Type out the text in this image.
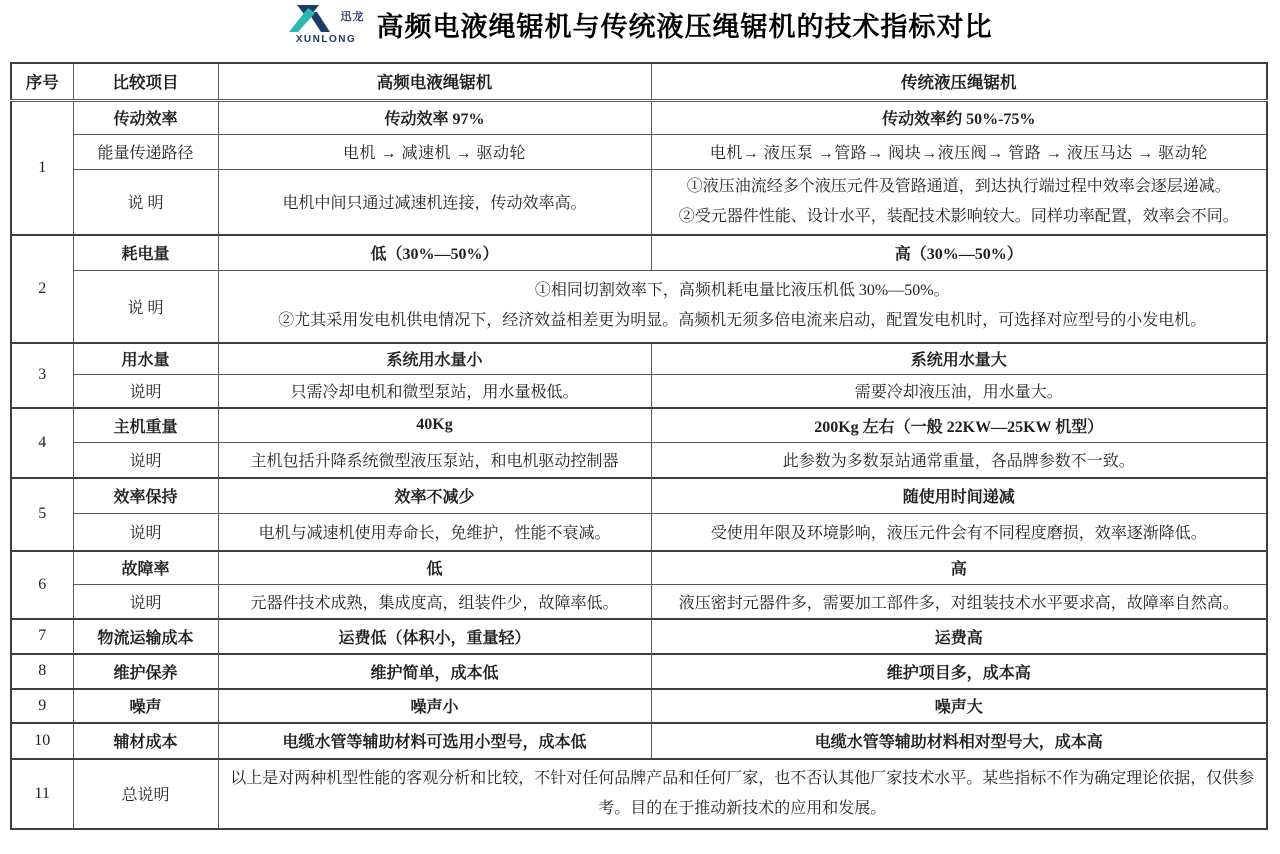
迅龙
XUNLONG 高频电液绳锯机与传统液压绳锯机的技术指标对比
序号	比较项目	高频电液绳锯机	传统液压绳锯机
1	传动效率	传动效率 97%	传动效率约 50%-75%
	能量传递路径	电机 → 减速机 → 驱动轮	电机→ 液压泵 →管路→ 阀块→液压阀→ 管路 → 液压马达 → 驱动轮
	说 明	电机中间只通过减速机连接，传动效率高。	①液压油流经多个液压元件及管路通道，到达执行端过程中效率会逐层递减。
②受元器件性能、设计水平，装配技术影响较大。同样功率配置，效率会不同。

2	耗电量	低（30%—50%）	高（30%—50%）
	说 明	①相同切割效率下，高频机耗电量比液压机低 30%—50%。
②尤其采用发电机供电情况下，经济效益相差更为明显。高频机无须多倍电流来启动，配置发电机时，可选择对应型号的小发电机。	

3	用水量	系统用水量小	系统用水量大
	说明	只需冷却电机和微型泵站，用水量极低。	需要冷却液压油，用水量大。
4	主机重量	40Kg	200Kg 左右（一般 22KW—25KW 机型）
	说明	主机包括升降系统微型液压泵站，和电机驱动控制器	此参数为多数泵站通常重量，各品牌参数不一致。
5	效率保持	效率不减少	随使用时间递减
	说明	电机与减速机使用寿命长，免维护，性能不衰减。	受使用年限及环境影响，液压元件会有不同程度磨损，效率逐渐降低。
6	故障率	低	高
	说明	元器件技术成熟，集成度高，组装件少，故障率低。	液压密封元器件多，需要加工部件多，对组装技术水平要求高，故障率自然高。
7	物流运输成本	运费低（体积小，重量轻）	运费高
8	维护保养	维护简单，成本低	维护项目多，成本高
9	噪声	噪声小	噪声大
10	辅材成本	电缆水管等辅助材料可选用小型号，成本低	电缆水管等辅助材料相对型号大，成本高
11	总说明	以上是对两种机型性能的客观分析和比较，不针对任何品牌产品和任何厂家，也不否认其他厂家技术水平。某些指标不作为确定理论依据，仅供参考。目的在于推动新技术的应用和发展。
========================================================================
STATED PROBLEM
Set down every entry word for word, but omit the pictures.

PROBLEM SOLUTION
Type out the text in this image.
迅龙
XUNLONG 高频电液绳锯机与传统液压绳锯机的技术指标对比
序号	比较项目	高频电液绳锯机	传统液压绳锯机
1	传动效率	传动效率 97%	传动效率约 50%-75%
	能量传递路径	电机 → 减速机 → 驱动轮	电机→ 液压泵 →管路→ 阀块→液压阀→ 管路 → 液压马达 → 驱动轮
	说 明	电机中间只通过减速机连接，传动效率高。	①液压油流经多个液压元件及管路通道，到达执行端过程中效率会逐层递减。
②受元器件性能、设计水平，装配技术影响较大。同样功率配置，效率会不同。

2	耗电量	低（30%—50%）	高（30%—50%）
	说 明	①相同切割效率下，高频机耗电量比液压机低 30%—50%。
②尤其采用发电机供电情况下，经济效益相差更为明显。高频机无须多倍电流来启动，配置发电机时，可选择对应型号的小发电机。	

3	用水量	系统用水量小	系统用水量大
	说明	只需冷却电机和微型泵站，用水量极低。	需要冷却液压油，用水量大。
4	主机重量	40Kg	200Kg 左右（一般 22KW—25KW 机型）
	说明	主机包括升降系统微型液压泵站，和电机驱动控制器	此参数为多数泵站通常重量，各品牌参数不一致。
5	效率保持	效率不减少	随使用时间递减
	说明	电机与减速机使用寿命长，免维护，性能不衰减。	受使用年限及环境影响，液压元件会有不同程度磨损，效率逐渐降低。
6	故障率	低	高
	说明	元器件技术成熟，集成度高，组装件少，故障率低。	液压密封元器件多，需要加工部件多，对组装技术水平要求高，故障率自然高。
7	物流运输成本	运费低（体积小，重量轻）	运费高
8	维护保养	维护简单，成本低	维护项目多，成本高
9	噪声	噪声小	噪声大
10	辅材成本	电缆水管等辅助材料可选用小型号，成本低	电缆水管等辅助材料相对型号大，成本高
11	总说明	以上是对两种机型性能的客观分析和比较，不针对任何品牌产品和任何厂家，也不否认其他厂家技术水平。某些指标不作为确定理论依据，仅供参考。目的在于推动新技术的应用和发展。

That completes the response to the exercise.